#### [STATED EXERCISE]
Retype the records below exactly as they appear, but leave out any pictures.

#### [Data tied to figure images]
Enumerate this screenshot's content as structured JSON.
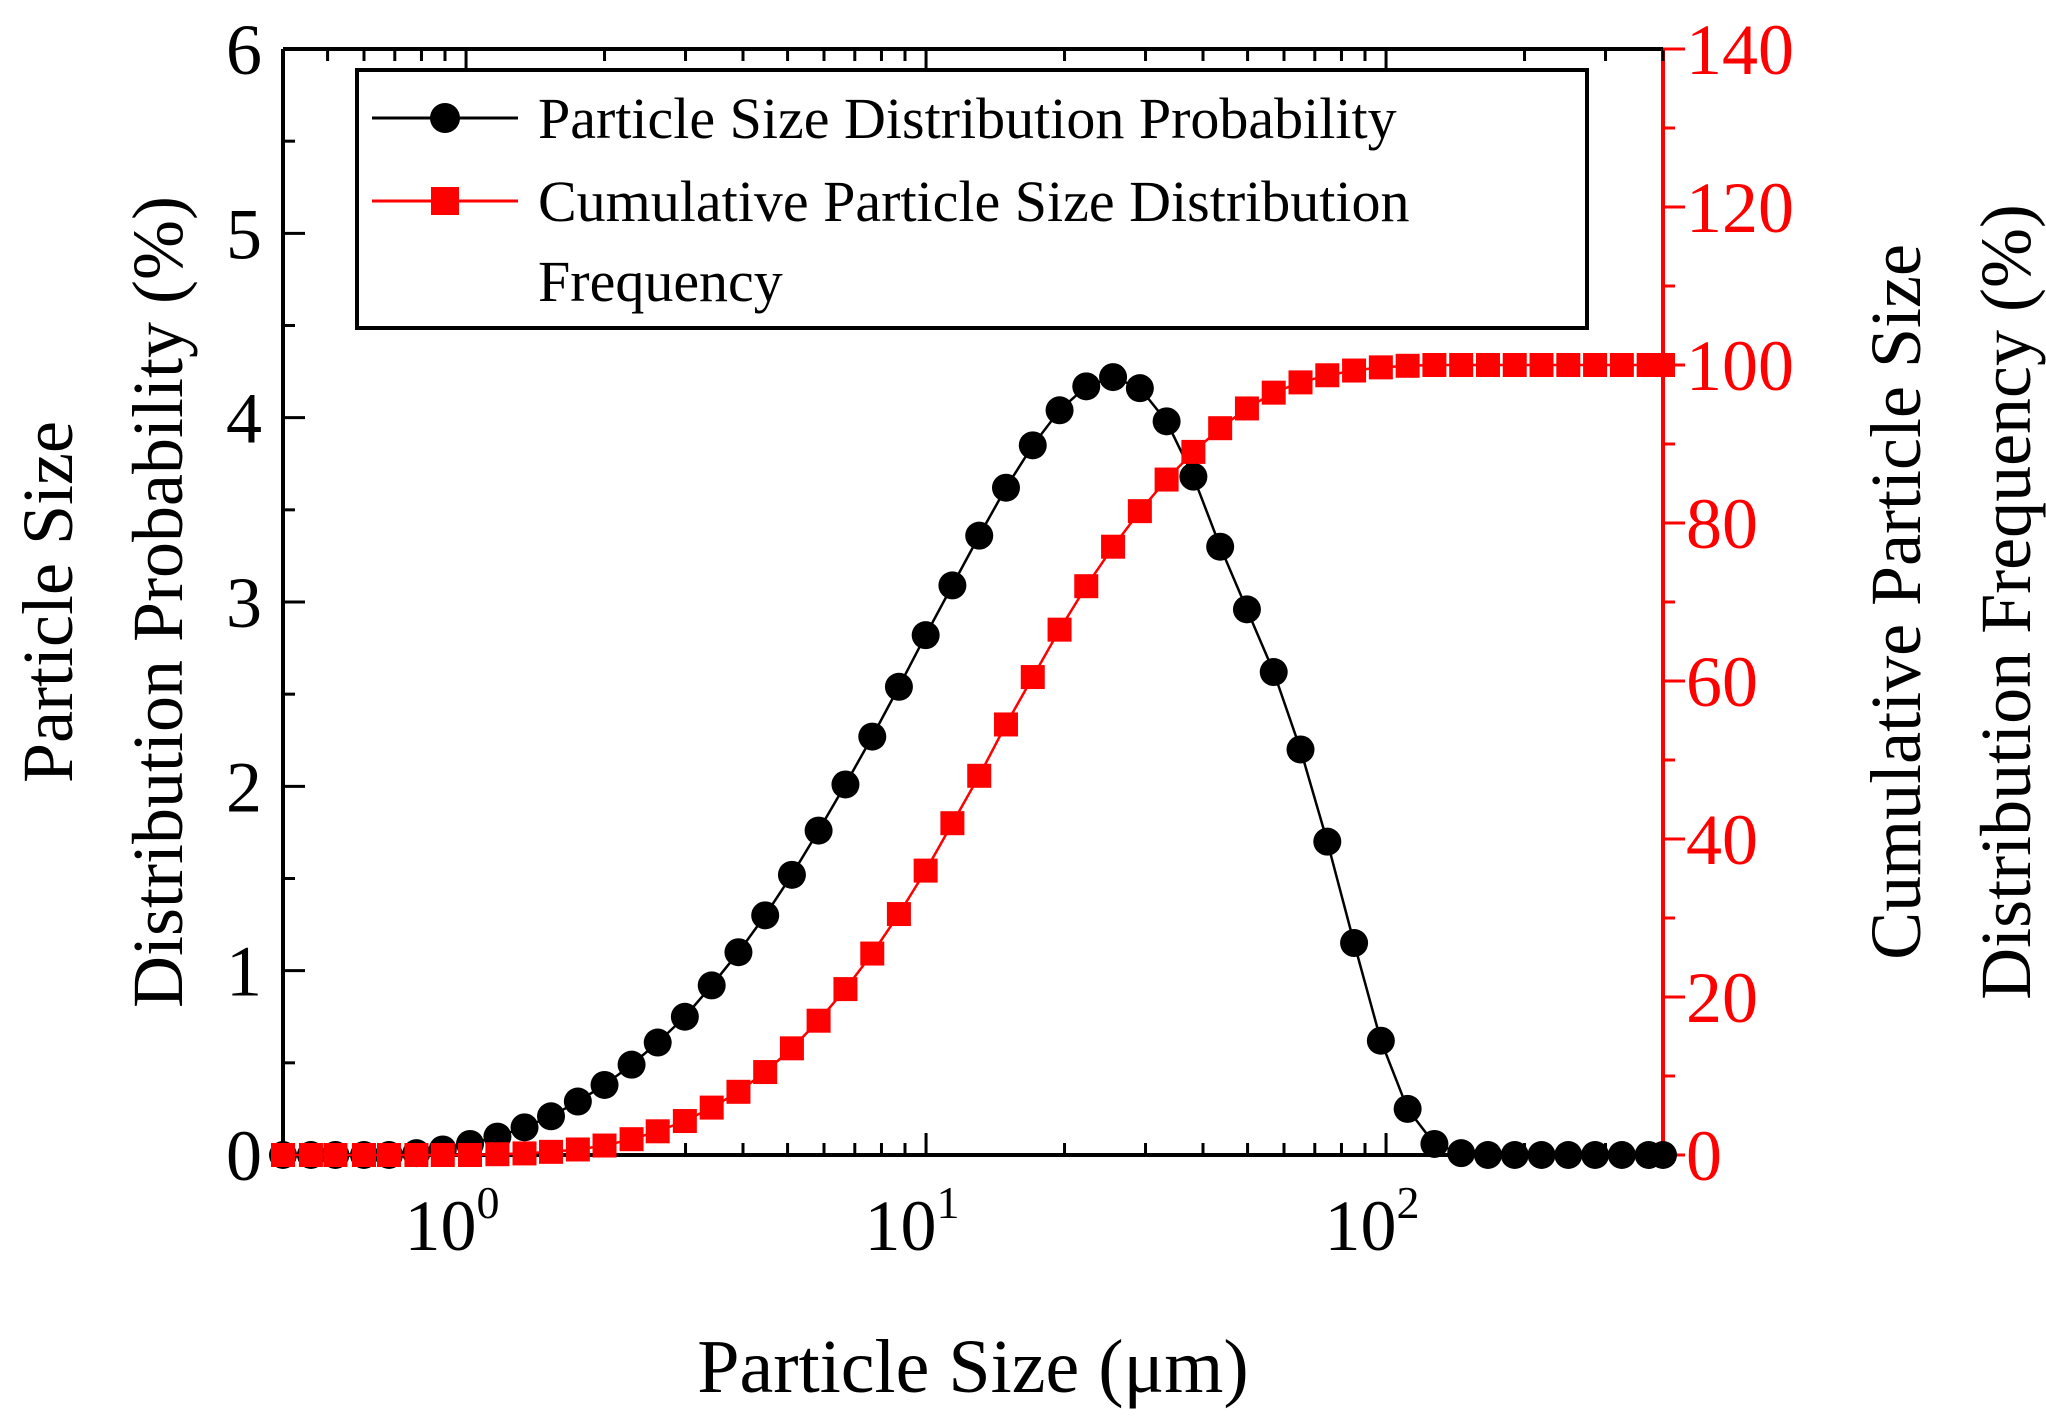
{
  "colors": {
    "left_axis": "#000000",
    "right_axis": "#ff0000",
    "series_probability": "#000000",
    "series_cumulative": "#ff0000"
  },
  "chart_data": {
    "type": "line",
    "x_scale": "log",
    "xlabel": "Particle Size (μm)",
    "xlim": [
      0.4,
      400
    ],
    "x_ticks": [
      {
        "value": 1,
        "base": "10",
        "exp": "0"
      },
      {
        "value": 10,
        "base": "10",
        "exp": "1"
      },
      {
        "value": 100,
        "base": "10",
        "exp": "2"
      }
    ],
    "y_left": {
      "label_lines": [
        "Particle Size",
        "Distribution Probability (%)"
      ],
      "ylim": [
        0,
        6
      ],
      "ticks": [
        "0",
        "1",
        "2",
        "3",
        "4",
        "5",
        "6"
      ]
    },
    "y_right": {
      "label_lines": [
        "Cumulative Particle Size",
        "Distribution Frequency (%)"
      ],
      "ylim": [
        0,
        140
      ],
      "ticks": [
        "0",
        "20",
        "40",
        "60",
        "80",
        "100",
        "120",
        "140"
      ]
    },
    "legend": {
      "position": "top-left",
      "entries": [
        {
          "lines": [
            "Particle Size Distribution Probability"
          ],
          "marker": "circle",
          "series": "probability"
        },
        {
          "lines": [
            "Cumulative Particle Size Distribution",
            "Frequency"
          ],
          "marker": "square",
          "series": "cumulative"
        }
      ]
    },
    "x": [
      0.4,
      0.46,
      0.52,
      0.6,
      0.68,
      0.78,
      0.89,
      1.02,
      1.17,
      1.34,
      1.53,
      1.75,
      2.0,
      2.29,
      2.61,
      2.99,
      3.42,
      3.91,
      4.47,
      5.11,
      5.84,
      6.68,
      7.64,
      8.73,
      9.98,
      11.41,
      13.05,
      14.92,
      17.06,
      19.51,
      22.3,
      25.5,
      29.16,
      33.34,
      38.12,
      43.59,
      49.84,
      56.99,
      65.17,
      74.52,
      85.21,
      97.43,
      111.41,
      127.39,
      145.66,
      166.55,
      190.44,
      217.76,
      249.0,
      284.72,
      325.56,
      372.26,
      400.0
    ],
    "series": [
      {
        "name": "Particle Size Distribution Probability",
        "axis": "left",
        "marker": "circle",
        "values": [
          0,
          0,
          0,
          0,
          0,
          0.01,
          0.03,
          0.06,
          0.1,
          0.15,
          0.21,
          0.29,
          0.38,
          0.49,
          0.61,
          0.75,
          0.92,
          1.1,
          1.3,
          1.52,
          1.76,
          2.01,
          2.27,
          2.54,
          2.82,
          3.09,
          3.36,
          3.62,
          3.85,
          4.04,
          4.17,
          4.22,
          4.16,
          3.98,
          3.68,
          3.3,
          2.96,
          2.62,
          2.2,
          1.7,
          1.15,
          0.62,
          0.25,
          0.06,
          0.01,
          0,
          0,
          0,
          0,
          0,
          0,
          0,
          0
        ]
      },
      {
        "name": "Cumulative Particle Size Distribution Frequency",
        "axis": "right",
        "marker": "square",
        "values": [
          0,
          0,
          0,
          0,
          0,
          0,
          0,
          0,
          0.1,
          0.2,
          0.4,
          0.7,
          1.2,
          2.0,
          3.0,
          4.3,
          6.0,
          8.0,
          10.5,
          13.5,
          17.0,
          21.0,
          25.5,
          30.5,
          36.0,
          42.0,
          48.0,
          54.5,
          60.5,
          66.5,
          72.0,
          77.0,
          81.5,
          85.5,
          89.0,
          92.0,
          94.5,
          96.5,
          97.8,
          98.7,
          99.3,
          99.7,
          99.9,
          100,
          100,
          100,
          100,
          100,
          100,
          100,
          100,
          100,
          100
        ]
      }
    ]
  }
}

#### [RESPONSE]
Enumerate this screenshot's content as structured JSON.
{
  "colors": {
    "left_axis": "#000000",
    "right_axis": "#ff0000",
    "series_probability": "#000000",
    "series_cumulative": "#ff0000"
  },
  "chart_data": {
    "type": "line",
    "x_scale": "log",
    "xlabel": "Particle Size (μm)",
    "xlim": [
      0.4,
      400
    ],
    "x_ticks": [
      {
        "value": 1,
        "base": "10",
        "exp": "0"
      },
      {
        "value": 10,
        "base": "10",
        "exp": "1"
      },
      {
        "value": 100,
        "base": "10",
        "exp": "2"
      }
    ],
    "y_left": {
      "label_lines": [
        "Particle Size",
        "Distribution Probability (%)"
      ],
      "ylim": [
        0,
        6
      ],
      "ticks": [
        "0",
        "1",
        "2",
        "3",
        "4",
        "5",
        "6"
      ]
    },
    "y_right": {
      "label_lines": [
        "Cumulative Particle Size",
        "Distribution Frequency (%)"
      ],
      "ylim": [
        0,
        140
      ],
      "ticks": [
        "0",
        "20",
        "40",
        "60",
        "80",
        "100",
        "120",
        "140"
      ]
    },
    "legend": {
      "position": "top-left",
      "entries": [
        {
          "lines": [
            "Particle Size Distribution Probability"
          ],
          "marker": "circle",
          "series": "probability"
        },
        {
          "lines": [
            "Cumulative Particle Size Distribution",
            "Frequency"
          ],
          "marker": "square",
          "series": "cumulative"
        }
      ]
    },
    "x": [
      0.4,
      0.46,
      0.52,
      0.6,
      0.68,
      0.78,
      0.89,
      1.02,
      1.17,
      1.34,
      1.53,
      1.75,
      2.0,
      2.29,
      2.61,
      2.99,
      3.42,
      3.91,
      4.47,
      5.11,
      5.84,
      6.68,
      7.64,
      8.73,
      9.98,
      11.41,
      13.05,
      14.92,
      17.06,
      19.51,
      22.3,
      25.5,
      29.16,
      33.34,
      38.12,
      43.59,
      49.84,
      56.99,
      65.17,
      74.52,
      85.21,
      97.43,
      111.41,
      127.39,
      145.66,
      166.55,
      190.44,
      217.76,
      249.0,
      284.72,
      325.56,
      372.26,
      400.0
    ],
    "series": [
      {
        "name": "Particle Size Distribution Probability",
        "axis": "left",
        "marker": "circle",
        "values": [
          0,
          0,
          0,
          0,
          0,
          0.01,
          0.03,
          0.06,
          0.1,
          0.15,
          0.21,
          0.29,
          0.38,
          0.49,
          0.61,
          0.75,
          0.92,
          1.1,
          1.3,
          1.52,
          1.76,
          2.01,
          2.27,
          2.54,
          2.82,
          3.09,
          3.36,
          3.62,
          3.85,
          4.04,
          4.17,
          4.22,
          4.16,
          3.98,
          3.68,
          3.3,
          2.96,
          2.62,
          2.2,
          1.7,
          1.15,
          0.62,
          0.25,
          0.06,
          0.01,
          0,
          0,
          0,
          0,
          0,
          0,
          0,
          0
        ]
      },
      {
        "name": "Cumulative Particle Size Distribution Frequency",
        "axis": "right",
        "marker": "square",
        "values": [
          0,
          0,
          0,
          0,
          0,
          0,
          0,
          0,
          0.1,
          0.2,
          0.4,
          0.7,
          1.2,
          2.0,
          3.0,
          4.3,
          6.0,
          8.0,
          10.5,
          13.5,
          17.0,
          21.0,
          25.5,
          30.5,
          36.0,
          42.0,
          48.0,
          54.5,
          60.5,
          66.5,
          72.0,
          77.0,
          81.5,
          85.5,
          89.0,
          92.0,
          94.5,
          96.5,
          97.8,
          98.7,
          99.3,
          99.7,
          99.9,
          100,
          100,
          100,
          100,
          100,
          100,
          100,
          100,
          100,
          100
        ]
      }
    ]
  }
}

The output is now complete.